───── THE INPUT

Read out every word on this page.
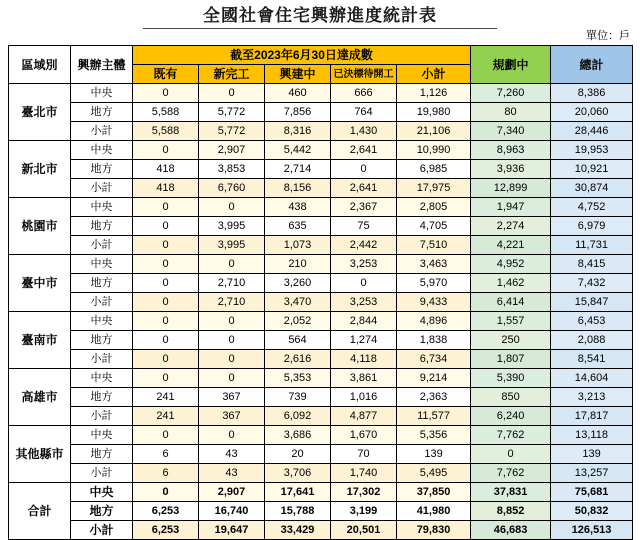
全國社會住宅興辦進度統計表
單位：戶
區域別	興辦主體	截至2023年6月30日達成數					規劃中	總計
		既有	新完工	興建中	已決標待開工	小計		
臺北市	中央	0	0	460	666	1,126	7,260	8,386
	地方	5,588	5,772	7,856	764	19,980	80	20,060
	小計	5,588	5,772	8,316	1,430	21,106	7,340	28,446
新北市	中央	0	2,907	5,442	2,641	10,990	8,963	19,953
	地方	418	3,853	2,714	0	6,985	3,936	10,921
	小計	418	6,760	8,156	2,641	17,975	12,899	30,874
桃園市	中央	0	0	438	2,367	2,805	1,947	4,752
	地方	0	3,995	635	75	4,705	2,274	6,979
	小計	0	3,995	1,073	2,442	7,510	4,221	11,731
臺中市	中央	0	0	210	3,253	3,463	4,952	8,415
	地方	0	2,710	3,260	0	5,970	1,462	7,432
	小計	0	2,710	3,470	3,253	9,433	6,414	15,847
臺南市	中央	0	0	2,052	2,844	4,896	1,557	6,453
	地方	0	0	564	1,274	1,838	250	2,088
	小計	0	0	2,616	4,118	6,734	1,807	8,541
高雄市	中央	0	0	5,353	3,861	9,214	5,390	14,604
	地方	241	367	739	1,016	2,363	850	3,213
	小計	241	367	6,092	4,877	11,577	6,240	17,817
其他縣市	中央	0	0	3,686	1,670	5,356	7,762	13,118
	地方	6	43	20	70	139	0	139
	小計	6	43	3,706	1,740	5,495	7,762	13,257
合計	中央	0	2,907	17,641	17,302	37,850	37,831	75,681
	地方	6,253	16,740	15,788	3,199	41,980	8,852	50,832
	小計	6,253	19,647	33,429	20,501	79,830	46,683	126,513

──────────

> **WHAT THE TASK ASKS**
Give an exact copy of the material, leaving out every picture.

> **RESPONSE**
Read out every word on this page.
全國社會住宅興辦進度統計表
單位：戶
區域別	興辦主體	截至2023年6月30日達成數					規劃中	總計
		既有	新完工	興建中	已決標待開工	小計		
臺北市	中央	0	0	460	666	1,126	7,260	8,386
	地方	5,588	5,772	7,856	764	19,980	80	20,060
	小計	5,588	5,772	8,316	1,430	21,106	7,340	28,446
新北市	中央	0	2,907	5,442	2,641	10,990	8,963	19,953
	地方	418	3,853	2,714	0	6,985	3,936	10,921
	小計	418	6,760	8,156	2,641	17,975	12,899	30,874
桃園市	中央	0	0	438	2,367	2,805	1,947	4,752
	地方	0	3,995	635	75	4,705	2,274	6,979
	小計	0	3,995	1,073	2,442	7,510	4,221	11,731
臺中市	中央	0	0	210	3,253	3,463	4,952	8,415
	地方	0	2,710	3,260	0	5,970	1,462	7,432
	小計	0	2,710	3,470	3,253	9,433	6,414	15,847
臺南市	中央	0	0	2,052	2,844	4,896	1,557	6,453
	地方	0	0	564	1,274	1,838	250	2,088
	小計	0	0	2,616	4,118	6,734	1,807	8,541
高雄市	中央	0	0	5,353	3,861	9,214	5,390	14,604
	地方	241	367	739	1,016	2,363	850	3,213
	小計	241	367	6,092	4,877	11,577	6,240	17,817
其他縣市	中央	0	0	3,686	1,670	5,356	7,762	13,118
	地方	6	43	20	70	139	0	139
	小計	6	43	3,706	1,740	5,495	7,762	13,257
合計	中央	0	2,907	17,641	17,302	37,850	37,831	75,681
	地方	6,253	16,740	15,788	3,199	41,980	8,852	50,832
	小計	6,253	19,647	33,429	20,501	79,830	46,683	126,513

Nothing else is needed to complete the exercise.